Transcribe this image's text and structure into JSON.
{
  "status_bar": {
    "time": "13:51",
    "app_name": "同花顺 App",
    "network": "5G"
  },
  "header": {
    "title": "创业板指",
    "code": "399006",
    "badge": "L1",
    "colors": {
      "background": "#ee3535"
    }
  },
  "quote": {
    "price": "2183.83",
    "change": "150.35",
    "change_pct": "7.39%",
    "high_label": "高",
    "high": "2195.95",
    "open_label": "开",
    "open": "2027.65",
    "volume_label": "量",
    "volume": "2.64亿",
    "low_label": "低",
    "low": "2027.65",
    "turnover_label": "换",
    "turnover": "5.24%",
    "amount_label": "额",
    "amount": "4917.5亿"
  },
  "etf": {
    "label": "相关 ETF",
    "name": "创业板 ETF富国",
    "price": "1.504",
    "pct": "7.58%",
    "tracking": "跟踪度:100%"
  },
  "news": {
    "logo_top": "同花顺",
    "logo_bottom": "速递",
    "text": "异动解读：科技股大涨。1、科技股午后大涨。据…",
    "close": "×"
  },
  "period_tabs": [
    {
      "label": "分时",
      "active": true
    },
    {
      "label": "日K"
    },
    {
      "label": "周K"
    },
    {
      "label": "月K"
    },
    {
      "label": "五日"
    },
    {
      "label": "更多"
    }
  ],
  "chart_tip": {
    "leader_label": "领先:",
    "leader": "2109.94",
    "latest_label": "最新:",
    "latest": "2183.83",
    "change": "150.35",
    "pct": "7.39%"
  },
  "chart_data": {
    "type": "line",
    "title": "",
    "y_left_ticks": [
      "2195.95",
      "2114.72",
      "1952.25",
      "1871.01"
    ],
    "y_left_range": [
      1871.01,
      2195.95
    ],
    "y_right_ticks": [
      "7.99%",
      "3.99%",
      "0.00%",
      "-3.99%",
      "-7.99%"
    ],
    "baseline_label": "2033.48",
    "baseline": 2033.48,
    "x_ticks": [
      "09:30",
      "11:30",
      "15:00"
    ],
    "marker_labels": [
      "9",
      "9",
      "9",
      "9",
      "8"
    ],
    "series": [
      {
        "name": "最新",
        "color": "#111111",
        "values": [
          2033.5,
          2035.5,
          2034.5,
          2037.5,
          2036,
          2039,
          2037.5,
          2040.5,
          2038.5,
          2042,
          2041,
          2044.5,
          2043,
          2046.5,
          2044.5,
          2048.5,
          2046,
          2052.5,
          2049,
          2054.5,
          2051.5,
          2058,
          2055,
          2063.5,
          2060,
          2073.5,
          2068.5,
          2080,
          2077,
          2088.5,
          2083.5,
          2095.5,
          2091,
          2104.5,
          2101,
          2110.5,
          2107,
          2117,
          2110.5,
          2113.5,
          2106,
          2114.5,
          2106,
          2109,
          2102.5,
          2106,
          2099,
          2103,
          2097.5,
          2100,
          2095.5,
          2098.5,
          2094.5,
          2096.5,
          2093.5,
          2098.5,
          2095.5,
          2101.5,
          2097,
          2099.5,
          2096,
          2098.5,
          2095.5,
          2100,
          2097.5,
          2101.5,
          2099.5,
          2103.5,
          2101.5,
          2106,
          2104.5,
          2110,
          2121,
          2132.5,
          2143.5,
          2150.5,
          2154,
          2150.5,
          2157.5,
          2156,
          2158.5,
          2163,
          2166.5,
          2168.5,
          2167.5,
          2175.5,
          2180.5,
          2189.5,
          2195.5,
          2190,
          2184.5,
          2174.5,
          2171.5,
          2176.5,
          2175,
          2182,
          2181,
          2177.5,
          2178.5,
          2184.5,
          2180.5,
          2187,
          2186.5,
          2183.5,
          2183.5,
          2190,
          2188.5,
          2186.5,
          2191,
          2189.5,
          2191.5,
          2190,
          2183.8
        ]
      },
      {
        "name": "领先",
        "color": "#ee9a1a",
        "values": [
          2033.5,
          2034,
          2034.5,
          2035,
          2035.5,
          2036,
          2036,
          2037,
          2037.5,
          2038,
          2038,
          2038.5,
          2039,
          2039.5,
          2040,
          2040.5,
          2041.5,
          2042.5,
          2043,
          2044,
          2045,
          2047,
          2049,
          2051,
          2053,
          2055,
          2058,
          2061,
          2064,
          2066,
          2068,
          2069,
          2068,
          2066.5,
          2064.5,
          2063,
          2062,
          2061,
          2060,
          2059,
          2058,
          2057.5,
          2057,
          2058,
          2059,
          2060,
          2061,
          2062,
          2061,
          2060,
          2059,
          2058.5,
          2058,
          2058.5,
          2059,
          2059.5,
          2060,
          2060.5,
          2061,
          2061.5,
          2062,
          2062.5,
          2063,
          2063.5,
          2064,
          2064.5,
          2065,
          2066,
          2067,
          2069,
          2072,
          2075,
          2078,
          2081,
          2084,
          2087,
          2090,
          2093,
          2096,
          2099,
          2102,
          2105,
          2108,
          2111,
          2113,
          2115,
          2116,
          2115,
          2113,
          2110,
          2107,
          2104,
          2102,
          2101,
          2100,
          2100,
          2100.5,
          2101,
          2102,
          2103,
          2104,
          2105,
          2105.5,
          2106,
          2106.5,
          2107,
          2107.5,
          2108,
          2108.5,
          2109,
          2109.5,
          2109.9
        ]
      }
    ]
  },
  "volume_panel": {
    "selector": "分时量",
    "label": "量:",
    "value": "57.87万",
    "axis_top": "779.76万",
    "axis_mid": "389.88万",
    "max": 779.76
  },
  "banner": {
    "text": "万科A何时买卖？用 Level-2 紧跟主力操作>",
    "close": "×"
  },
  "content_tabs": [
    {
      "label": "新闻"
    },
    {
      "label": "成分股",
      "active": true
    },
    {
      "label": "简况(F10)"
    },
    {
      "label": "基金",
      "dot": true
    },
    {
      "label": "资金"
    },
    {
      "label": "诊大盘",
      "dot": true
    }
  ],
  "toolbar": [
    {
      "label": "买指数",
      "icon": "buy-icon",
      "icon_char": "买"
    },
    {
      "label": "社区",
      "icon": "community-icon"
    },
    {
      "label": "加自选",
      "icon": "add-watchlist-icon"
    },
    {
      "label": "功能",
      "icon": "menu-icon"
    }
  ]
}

Set problem: Type out the full listing again, exactly as given.

The completed task:
Transcribe this image's text and structure into JSON.
{
  "status_bar": {
    "time": "13:51",
    "app_name": "同花顺 App",
    "network": "5G"
  },
  "header": {
    "title": "创业板指",
    "code": "399006",
    "badge": "L1",
    "colors": {
      "background": "#ee3535"
    }
  },
  "quote": {
    "price": "2183.83",
    "change": "150.35",
    "change_pct": "7.39%",
    "high_label": "高",
    "high": "2195.95",
    "open_label": "开",
    "open": "2027.65",
    "volume_label": "量",
    "volume": "2.64亿",
    "low_label": "低",
    "low": "2027.65",
    "turnover_label": "换",
    "turnover": "5.24%",
    "amount_label": "额",
    "amount": "4917.5亿"
  },
  "etf": {
    "label": "相关 ETF",
    "name": "创业板 ETF富国",
    "price": "1.504",
    "pct": "7.58%",
    "tracking": "跟踪度:100%"
  },
  "news": {
    "logo_top": "同花顺",
    "logo_bottom": "速递",
    "text": "异动解读：科技股大涨。1、科技股午后大涨。据…",
    "close": "×"
  },
  "period_tabs": [
    {
      "label": "分时",
      "active": true
    },
    {
      "label": "日K"
    },
    {
      "label": "周K"
    },
    {
      "label": "月K"
    },
    {
      "label": "五日"
    },
    {
      "label": "更多"
    }
  ],
  "chart_tip": {
    "leader_label": "领先:",
    "leader": "2109.94",
    "latest_label": "最新:",
    "latest": "2183.83",
    "change": "150.35",
    "pct": "7.39%"
  },
  "chart_data": {
    "type": "line",
    "title": "",
    "y_left_ticks": [
      "2195.95",
      "2114.72",
      "1952.25",
      "1871.01"
    ],
    "y_left_range": [
      1871.01,
      2195.95
    ],
    "y_right_ticks": [
      "7.99%",
      "3.99%",
      "0.00%",
      "-3.99%",
      "-7.99%"
    ],
    "baseline_label": "2033.48",
    "baseline": 2033.48,
    "x_ticks": [
      "09:30",
      "11:30",
      "15:00"
    ],
    "marker_labels": [
      "9",
      "9",
      "9",
      "9",
      "8"
    ],
    "series": [
      {
        "name": "最新",
        "color": "#111111",
        "values": [
          2033.5,
          2035.5,
          2034.5,
          2037.5,
          2036,
          2039,
          2037.5,
          2040.5,
          2038.5,
          2042,
          2041,
          2044.5,
          2043,
          2046.5,
          2044.5,
          2048.5,
          2046,
          2052.5,
          2049,
          2054.5,
          2051.5,
          2058,
          2055,
          2063.5,
          2060,
          2073.5,
          2068.5,
          2080,
          2077,
          2088.5,
          2083.5,
          2095.5,
          2091,
          2104.5,
          2101,
          2110.5,
          2107,
          2117,
          2110.5,
          2113.5,
          2106,
          2114.5,
          2106,
          2109,
          2102.5,
          2106,
          2099,
          2103,
          2097.5,
          2100,
          2095.5,
          2098.5,
          2094.5,
          2096.5,
          2093.5,
          2098.5,
          2095.5,
          2101.5,
          2097,
          2099.5,
          2096,
          2098.5,
          2095.5,
          2100,
          2097.5,
          2101.5,
          2099.5,
          2103.5,
          2101.5,
          2106,
          2104.5,
          2110,
          2121,
          2132.5,
          2143.5,
          2150.5,
          2154,
          2150.5,
          2157.5,
          2156,
          2158.5,
          2163,
          2166.5,
          2168.5,
          2167.5,
          2175.5,
          2180.5,
          2189.5,
          2195.5,
          2190,
          2184.5,
          2174.5,
          2171.5,
          2176.5,
          2175,
          2182,
          2181,
          2177.5,
          2178.5,
          2184.5,
          2180.5,
          2187,
          2186.5,
          2183.5,
          2183.5,
          2190,
          2188.5,
          2186.5,
          2191,
          2189.5,
          2191.5,
          2190,
          2183.8
        ]
      },
      {
        "name": "领先",
        "color": "#ee9a1a",
        "values": [
          2033.5,
          2034,
          2034.5,
          2035,
          2035.5,
          2036,
          2036,
          2037,
          2037.5,
          2038,
          2038,
          2038.5,
          2039,
          2039.5,
          2040,
          2040.5,
          2041.5,
          2042.5,
          2043,
          2044,
          2045,
          2047,
          2049,
          2051,
          2053,
          2055,
          2058,
          2061,
          2064,
          2066,
          2068,
          2069,
          2068,
          2066.5,
          2064.5,
          2063,
          2062,
          2061,
          2060,
          2059,
          2058,
          2057.5,
          2057,
          2058,
          2059,
          2060,
          2061,
          2062,
          2061,
          2060,
          2059,
          2058.5,
          2058,
          2058.5,
          2059,
          2059.5,
          2060,
          2060.5,
          2061,
          2061.5,
          2062,
          2062.5,
          2063,
          2063.5,
          2064,
          2064.5,
          2065,
          2066,
          2067,
          2069,
          2072,
          2075,
          2078,
          2081,
          2084,
          2087,
          2090,
          2093,
          2096,
          2099,
          2102,
          2105,
          2108,
          2111,
          2113,
          2115,
          2116,
          2115,
          2113,
          2110,
          2107,
          2104,
          2102,
          2101,
          2100,
          2100,
          2100.5,
          2101,
          2102,
          2103,
          2104,
          2105,
          2105.5,
          2106,
          2106.5,
          2107,
          2107.5,
          2108,
          2108.5,
          2109,
          2109.5,
          2109.9
        ]
      }
    ]
  },
  "volume_panel": {
    "selector": "分时量",
    "label": "量:",
    "value": "57.87万",
    "axis_top": "779.76万",
    "axis_mid": "389.88万",
    "max": 779.76
  },
  "banner": {
    "text": "万科A何时买卖？用 Level-2 紧跟主力操作>",
    "close": "×"
  },
  "content_tabs": [
    {
      "label": "新闻"
    },
    {
      "label": "成分股",
      "active": true
    },
    {
      "label": "简况(F10)"
    },
    {
      "label": "基金",
      "dot": true
    },
    {
      "label": "资金"
    },
    {
      "label": "诊大盘",
      "dot": true
    }
  ],
  "toolbar": [
    {
      "label": "买指数",
      "icon": "buy-icon",
      "icon_char": "买"
    },
    {
      "label": "社区",
      "icon": "community-icon"
    },
    {
      "label": "加自选",
      "icon": "add-watchlist-icon"
    },
    {
      "label": "功能",
      "icon": "menu-icon"
    }
  ]
}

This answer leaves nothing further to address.